Figure content listings

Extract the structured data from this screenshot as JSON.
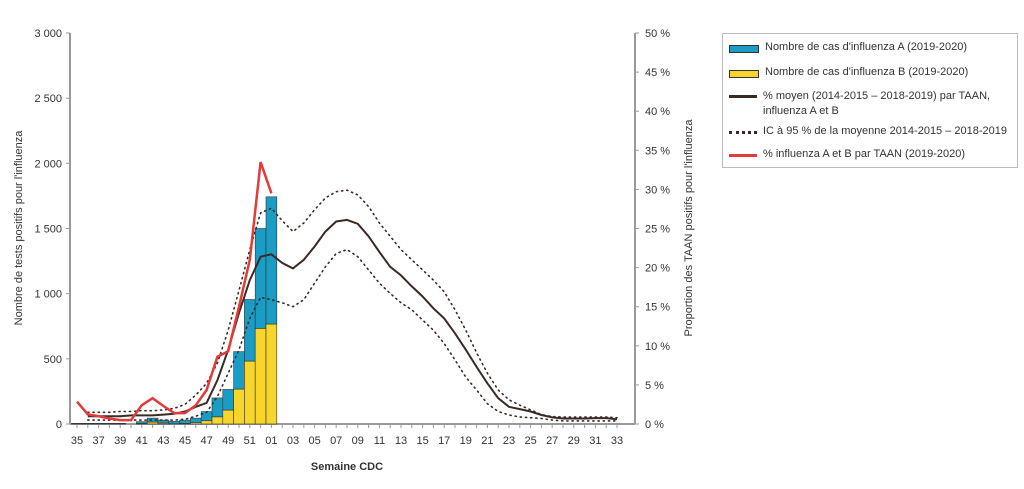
{
  "chart_data": {
    "type": "bar+line",
    "xlabel": "Semaine CDC",
    "ylabel_left": "Nombre de tests positifs pour l'influenza",
    "ylabel_right": "Proportion des TAAN positifs pour l'influenza",
    "ylim_left": [
      0,
      3000
    ],
    "ylim_right": [
      0,
      50
    ],
    "left_ticks": [
      "0",
      "500",
      "1 000",
      "1 500",
      "2 000",
      "2 500",
      "3 000"
    ],
    "right_ticks": [
      "0 %",
      "5 %",
      "10 %",
      "15 %",
      "20 %",
      "25 %",
      "30 %",
      "35 %",
      "40 %",
      "45 %",
      "50 %"
    ],
    "weeks": [
      "35",
      "36",
      "37",
      "38",
      "39",
      "40",
      "41",
      "42",
      "43",
      "44",
      "45",
      "46",
      "47",
      "48",
      "49",
      "50",
      "51",
      "52",
      "01",
      "02",
      "03",
      "04",
      "05",
      "06",
      "07",
      "08",
      "09",
      "10",
      "11",
      "12",
      "13",
      "14",
      "15",
      "16",
      "17",
      "18",
      "19",
      "20",
      "21",
      "22",
      "23",
      "24",
      "25",
      "26",
      "27",
      "28",
      "29",
      "30",
      "31",
      "32",
      "33"
    ],
    "legend_placement": "right",
    "series": [
      {
        "name": "Nombre de cas d'influenza A (2019-2020)",
        "kind": "bar-stack",
        "color": "#1a9cc4",
        "values": [
          3,
          3,
          3,
          3,
          3,
          0,
          13,
          30,
          22,
          18,
          25,
          35,
          70,
          145,
          158,
          287,
          472,
          766,
          976
        ]
      },
      {
        "name": "Nombre de cas d'influenza B (2019-2020)",
        "kind": "bar-stack",
        "color": "#f8d52a",
        "values": [
          2,
          2,
          2,
          2,
          2,
          0,
          5,
          15,
          8,
          2,
          5,
          10,
          25,
          55,
          107,
          268,
          483,
          734,
          767
        ]
      },
      {
        "name": "% moyen (2014-2015 – 2018-2019) par TAAN, influenza A et B",
        "kind": "line",
        "color": "#3a2a25",
        "values": [
          null,
          1.0,
          1.0,
          1.0,
          1.0,
          1.1,
          1.1,
          1.1,
          1.2,
          1.3,
          1.6,
          2.2,
          2.7,
          5.6,
          9.5,
          14.2,
          18.4,
          21.4,
          21.7,
          20.6,
          19.9,
          21,
          22.7,
          24.6,
          25.9,
          26.1,
          25.6,
          24,
          22,
          20.1,
          19,
          17.6,
          16.3,
          14.8,
          13.5,
          11.6,
          9.5,
          7.3,
          5.2,
          3.3,
          2.2,
          1.9,
          1.6,
          1.15,
          0.85,
          0.7,
          0.7,
          0.7,
          0.75,
          0.75,
          0.6
        ]
      },
      {
        "name": "IC à 95 % de la moyenne 2014-2015 – 2018-2019",
        "kind": "dotted",
        "color": "#3a2a25",
        "upper": [
          null,
          1.5,
          1.5,
          1.5,
          1.6,
          1.6,
          1.7,
          1.7,
          1.8,
          2.0,
          2.5,
          3.7,
          5.2,
          7.8,
          12,
          17.1,
          22.3,
          27,
          27.6,
          26,
          24.6,
          25.7,
          27.4,
          28.9,
          29.7,
          29.9,
          29.3,
          27.8,
          25.7,
          24,
          22.3,
          21,
          19.7,
          18.4,
          16.9,
          14.6,
          12,
          9.1,
          6.5,
          4.35,
          3.1,
          2.4,
          1.8,
          1.2,
          0.95,
          0.9,
          0.9,
          0.9,
          0.9,
          0.9,
          0.8
        ],
        "lower": [
          null,
          0.5,
          0.5,
          0.5,
          0.5,
          0.5,
          0.5,
          0.5,
          0.5,
          0.5,
          0.6,
          1.0,
          1.5,
          3.5,
          6.5,
          9.5,
          13.5,
          16.2,
          15.9,
          15.5,
          15,
          15.9,
          18,
          20.1,
          21.8,
          22.3,
          21.4,
          19.7,
          18,
          16.7,
          15.5,
          14.6,
          13.3,
          12,
          10.3,
          8.2,
          6,
          4.35,
          2.6,
          1.6,
          1.15,
          0.9,
          0.8,
          0.7,
          0.5,
          0.4,
          0.4,
          0.4,
          0.4,
          0.4,
          0.4
        ]
      },
      {
        "name": "% influenza A et B par TAAN (2019-2020)",
        "kind": "line",
        "color": "#e23b3b",
        "values": [
          2.85,
          1.24,
          1.0,
          0.7,
          0.5,
          0.5,
          2.4,
          3.3,
          2.3,
          1.4,
          1.4,
          2.4,
          4.35,
          8.6,
          9.3,
          15,
          21,
          33.5,
          29.5
        ]
      }
    ]
  }
}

→ **Set exercise**: Quote each line of the listing exactly, but leave the pictures out.

→ **Task response**:
Extract the structured data from this screenshot as JSON.
{
  "chart_data": {
    "type": "bar+line",
    "xlabel": "Semaine CDC",
    "ylabel_left": "Nombre de tests positifs pour l'influenza",
    "ylabel_right": "Proportion des TAAN positifs pour l'influenza",
    "ylim_left": [
      0,
      3000
    ],
    "ylim_right": [
      0,
      50
    ],
    "left_ticks": [
      "0",
      "500",
      "1 000",
      "1 500",
      "2 000",
      "2 500",
      "3 000"
    ],
    "right_ticks": [
      "0 %",
      "5 %",
      "10 %",
      "15 %",
      "20 %",
      "25 %",
      "30 %",
      "35 %",
      "40 %",
      "45 %",
      "50 %"
    ],
    "weeks": [
      "35",
      "36",
      "37",
      "38",
      "39",
      "40",
      "41",
      "42",
      "43",
      "44",
      "45",
      "46",
      "47",
      "48",
      "49",
      "50",
      "51",
      "52",
      "01",
      "02",
      "03",
      "04",
      "05",
      "06",
      "07",
      "08",
      "09",
      "10",
      "11",
      "12",
      "13",
      "14",
      "15",
      "16",
      "17",
      "18",
      "19",
      "20",
      "21",
      "22",
      "23",
      "24",
      "25",
      "26",
      "27",
      "28",
      "29",
      "30",
      "31",
      "32",
      "33"
    ],
    "legend_placement": "right",
    "series": [
      {
        "name": "Nombre de cas d'influenza A (2019-2020)",
        "kind": "bar-stack",
        "color": "#1a9cc4",
        "values": [
          3,
          3,
          3,
          3,
          3,
          0,
          13,
          30,
          22,
          18,
          25,
          35,
          70,
          145,
          158,
          287,
          472,
          766,
          976
        ]
      },
      {
        "name": "Nombre de cas d'influenza B (2019-2020)",
        "kind": "bar-stack",
        "color": "#f8d52a",
        "values": [
          2,
          2,
          2,
          2,
          2,
          0,
          5,
          15,
          8,
          2,
          5,
          10,
          25,
          55,
          107,
          268,
          483,
          734,
          767
        ]
      },
      {
        "name": "% moyen (2014-2015 – 2018-2019) par TAAN, influenza A et B",
        "kind": "line",
        "color": "#3a2a25",
        "values": [
          null,
          1.0,
          1.0,
          1.0,
          1.0,
          1.1,
          1.1,
          1.1,
          1.2,
          1.3,
          1.6,
          2.2,
          2.7,
          5.6,
          9.5,
          14.2,
          18.4,
          21.4,
          21.7,
          20.6,
          19.9,
          21,
          22.7,
          24.6,
          25.9,
          26.1,
          25.6,
          24,
          22,
          20.1,
          19,
          17.6,
          16.3,
          14.8,
          13.5,
          11.6,
          9.5,
          7.3,
          5.2,
          3.3,
          2.2,
          1.9,
          1.6,
          1.15,
          0.85,
          0.7,
          0.7,
          0.7,
          0.75,
          0.75,
          0.6
        ]
      },
      {
        "name": "IC à 95 % de la moyenne 2014-2015 – 2018-2019",
        "kind": "dotted",
        "color": "#3a2a25",
        "upper": [
          null,
          1.5,
          1.5,
          1.5,
          1.6,
          1.6,
          1.7,
          1.7,
          1.8,
          2.0,
          2.5,
          3.7,
          5.2,
          7.8,
          12,
          17.1,
          22.3,
          27,
          27.6,
          26,
          24.6,
          25.7,
          27.4,
          28.9,
          29.7,
          29.9,
          29.3,
          27.8,
          25.7,
          24,
          22.3,
          21,
          19.7,
          18.4,
          16.9,
          14.6,
          12,
          9.1,
          6.5,
          4.35,
          3.1,
          2.4,
          1.8,
          1.2,
          0.95,
          0.9,
          0.9,
          0.9,
          0.9,
          0.9,
          0.8
        ],
        "lower": [
          null,
          0.5,
          0.5,
          0.5,
          0.5,
          0.5,
          0.5,
          0.5,
          0.5,
          0.5,
          0.6,
          1.0,
          1.5,
          3.5,
          6.5,
          9.5,
          13.5,
          16.2,
          15.9,
          15.5,
          15,
          15.9,
          18,
          20.1,
          21.8,
          22.3,
          21.4,
          19.7,
          18,
          16.7,
          15.5,
          14.6,
          13.3,
          12,
          10.3,
          8.2,
          6,
          4.35,
          2.6,
          1.6,
          1.15,
          0.9,
          0.8,
          0.7,
          0.5,
          0.4,
          0.4,
          0.4,
          0.4,
          0.4,
          0.4
        ]
      },
      {
        "name": "% influenza A et B par TAAN (2019-2020)",
        "kind": "line",
        "color": "#e23b3b",
        "values": [
          2.85,
          1.24,
          1.0,
          0.7,
          0.5,
          0.5,
          2.4,
          3.3,
          2.3,
          1.4,
          1.4,
          2.4,
          4.35,
          8.6,
          9.3,
          15,
          21,
          33.5,
          29.5
        ]
      }
    ]
  }
}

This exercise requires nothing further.